Data entries:
+++++

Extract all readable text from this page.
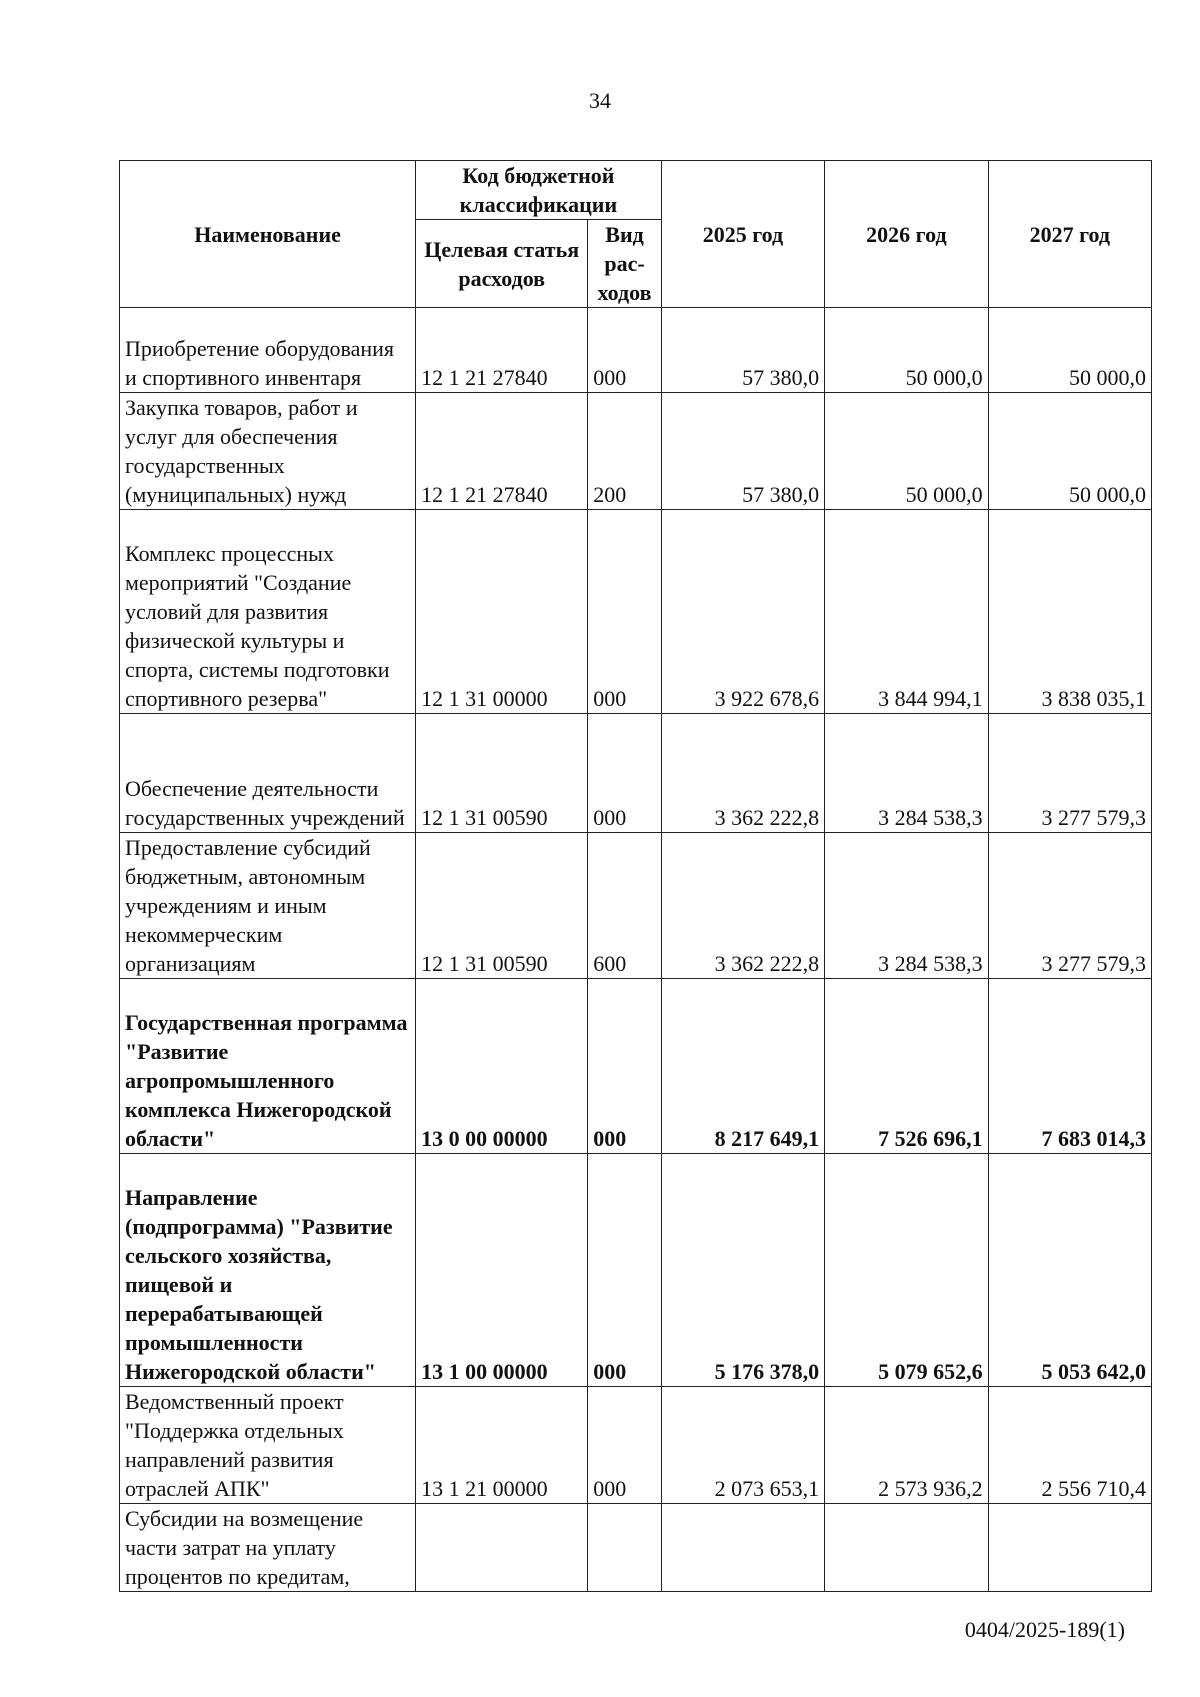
34
Наименование	Код бюджетной классификации		2025 год	2026 год	2027 год
	Целевая статья расходов	Вид рас-ходов			
Приобретение оборудования и спортивного инвентаря	12 1 21 27840	000	57 380,0	50 000,0	50 000,0
Закупка товаров, работ и услуг для обеспечения государственных (муниципальных) нужд	12 1 21 27840	200	57 380,0	50 000,0	50 000,0
Комплекс процессных мероприятий "Создание условий для развития физической культуры и спорта, системы подготовки спортивного резерва"	12 1 31 00000	000	3 922 678,6	3 844 994,1	3 838 035,1
Обеспечение деятельности государственных учреждений	12 1 31 00590	000	3 362 222,8	3 284 538,3	3 277 579,3
Предоставление субсидий бюджетным, автономным учреждениям и иным некоммерческим организациям	12 1 31 00590	600	3 362 222,8	3 284 538,3	3 277 579,3
Государственная программа "Развитие агропромышленного комплекса Нижегородской области"	13 0 00 00000	000	8 217 649,1	7 526 696,1	7 683 014,3
Направление (подпрограмма) "Развитие сельского хозяйства, пищевой и перерабатывающей промышленности Нижегородской области"	13 1 00 00000	000	5 176 378,0	5 079 652,6	5 053 642,0
Ведомственный проект "Поддержка отдельных направлений развития отраслей АПК"	13 1 21 00000	000	2 073 653,1	2 573 936,2	2 556 710,4
Субсидии на возмещение части затрат на уплату процентов по кредитам,					
0404/2025-189(1)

+++++

Using the material above, return every line exactly as it appears, minus the pictures.

Extract all readable text from this page.
34
Наименование	Код бюджетной классификации		2025 год	2026 год	2027 год
	Целевая статья расходов	Вид рас-ходов			
Приобретение оборудования и спортивного инвентаря	12 1 21 27840	000	57 380,0	50 000,0	50 000,0
Закупка товаров, работ и услуг для обеспечения государственных (муниципальных) нужд	12 1 21 27840	200	57 380,0	50 000,0	50 000,0
Комплекс процессных мероприятий "Создание условий для развития физической культуры и спорта, системы подготовки спортивного резерва"	12 1 31 00000	000	3 922 678,6	3 844 994,1	3 838 035,1
Обеспечение деятельности государственных учреждений	12 1 31 00590	000	3 362 222,8	3 284 538,3	3 277 579,3
Предоставление субсидий бюджетным, автономным учреждениям и иным некоммерческим организациям	12 1 31 00590	600	3 362 222,8	3 284 538,3	3 277 579,3
Государственная программа "Развитие агропромышленного комплекса Нижегородской области"	13 0 00 00000	000	8 217 649,1	7 526 696,1	7 683 014,3
Направление (подпрограмма) "Развитие сельского хозяйства, пищевой и перерабатывающей промышленности Нижегородской области"	13 1 00 00000	000	5 176 378,0	5 079 652,6	5 053 642,0
Ведомственный проект "Поддержка отдельных направлений развития отраслей АПК"	13 1 21 00000	000	2 073 653,1	2 573 936,2	2 556 710,4
Субсидии на возмещение части затрат на уплату процентов по кредитам,					
0404/2025-189(1)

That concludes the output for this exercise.